## Begin
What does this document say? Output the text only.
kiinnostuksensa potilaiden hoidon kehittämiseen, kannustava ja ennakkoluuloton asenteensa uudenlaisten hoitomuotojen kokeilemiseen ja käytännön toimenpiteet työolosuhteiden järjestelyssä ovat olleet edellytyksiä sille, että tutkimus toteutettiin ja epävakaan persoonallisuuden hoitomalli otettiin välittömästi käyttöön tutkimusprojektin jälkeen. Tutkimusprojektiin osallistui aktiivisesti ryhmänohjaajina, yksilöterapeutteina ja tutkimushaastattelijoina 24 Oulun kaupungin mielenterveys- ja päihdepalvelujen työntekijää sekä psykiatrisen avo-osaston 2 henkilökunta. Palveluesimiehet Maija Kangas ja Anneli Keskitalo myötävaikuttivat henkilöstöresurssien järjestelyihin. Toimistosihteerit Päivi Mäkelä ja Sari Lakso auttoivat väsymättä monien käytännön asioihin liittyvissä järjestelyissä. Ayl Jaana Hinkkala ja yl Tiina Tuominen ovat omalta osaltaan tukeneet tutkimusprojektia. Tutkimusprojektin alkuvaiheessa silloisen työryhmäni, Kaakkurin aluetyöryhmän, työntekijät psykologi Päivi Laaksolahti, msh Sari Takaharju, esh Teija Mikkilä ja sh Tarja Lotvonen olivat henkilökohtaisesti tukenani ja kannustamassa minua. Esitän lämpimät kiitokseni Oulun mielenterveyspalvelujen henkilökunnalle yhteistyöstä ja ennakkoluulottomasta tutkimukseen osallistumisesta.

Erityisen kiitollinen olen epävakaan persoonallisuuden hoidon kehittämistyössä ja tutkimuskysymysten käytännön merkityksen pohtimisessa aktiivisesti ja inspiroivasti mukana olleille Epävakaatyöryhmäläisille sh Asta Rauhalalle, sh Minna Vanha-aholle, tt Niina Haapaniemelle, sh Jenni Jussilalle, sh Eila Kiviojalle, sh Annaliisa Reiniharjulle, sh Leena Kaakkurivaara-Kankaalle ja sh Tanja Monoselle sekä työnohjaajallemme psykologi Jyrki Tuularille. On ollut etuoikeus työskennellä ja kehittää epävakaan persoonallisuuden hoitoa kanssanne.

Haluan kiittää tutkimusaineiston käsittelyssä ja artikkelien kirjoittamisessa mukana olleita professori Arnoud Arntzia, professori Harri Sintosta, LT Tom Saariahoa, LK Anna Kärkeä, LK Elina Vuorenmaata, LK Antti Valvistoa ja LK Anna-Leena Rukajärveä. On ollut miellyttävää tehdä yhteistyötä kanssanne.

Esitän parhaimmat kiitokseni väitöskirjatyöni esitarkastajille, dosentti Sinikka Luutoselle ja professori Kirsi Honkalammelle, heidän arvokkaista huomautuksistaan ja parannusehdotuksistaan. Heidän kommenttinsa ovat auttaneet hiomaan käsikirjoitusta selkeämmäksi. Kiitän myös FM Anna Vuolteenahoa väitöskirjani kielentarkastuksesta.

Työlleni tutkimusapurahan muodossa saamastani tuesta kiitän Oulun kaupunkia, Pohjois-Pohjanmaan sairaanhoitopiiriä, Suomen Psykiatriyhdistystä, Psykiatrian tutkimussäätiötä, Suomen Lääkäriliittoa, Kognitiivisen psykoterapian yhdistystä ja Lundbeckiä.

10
## End
(Aim): From the data above, copy each line that holds "kanssanne".

(Answer below):
Erityisen kiitollinen olen epävakaan persoonallisuuden hoidon kehittämistyössä ja tutkimuskysymysten käytännön merkityksen pohtimisessa aktiivisesti ja inspiroivasti mukana olleille Epävakaatyöryhmäläisille sh Asta Rauhalalle, sh Minna Vanha-aholle, tt Niina Haapaniemelle, sh Jenni Jussilalle, sh Eila Kiviojalle, sh Annaliisa Reiniharjulle, sh Leena Kaakkurivaara-Kankaalle ja sh Tanja Monoselle sekä työnohjaajallemme psykologi Jyrki Tuularille. On ollut etuoikeus työskennellä ja kehittää epävakaan persoonallisuuden hoitoa kanssanne.
Haluan kiittää tutkimusaineiston käsittelyssä ja artikkelien kirjoittamisessa mukana olleita professori Arnoud Arntzia, professori Harri Sintosta, LT Tom Saariahoa, LK Anna Kärkeä, LK Elina Vuorenmaata, LK Antti Valvistoa ja LK Anna-Leena Rukajärveä. On ollut miellyttävää tehdä yhteistyötä kanssanne.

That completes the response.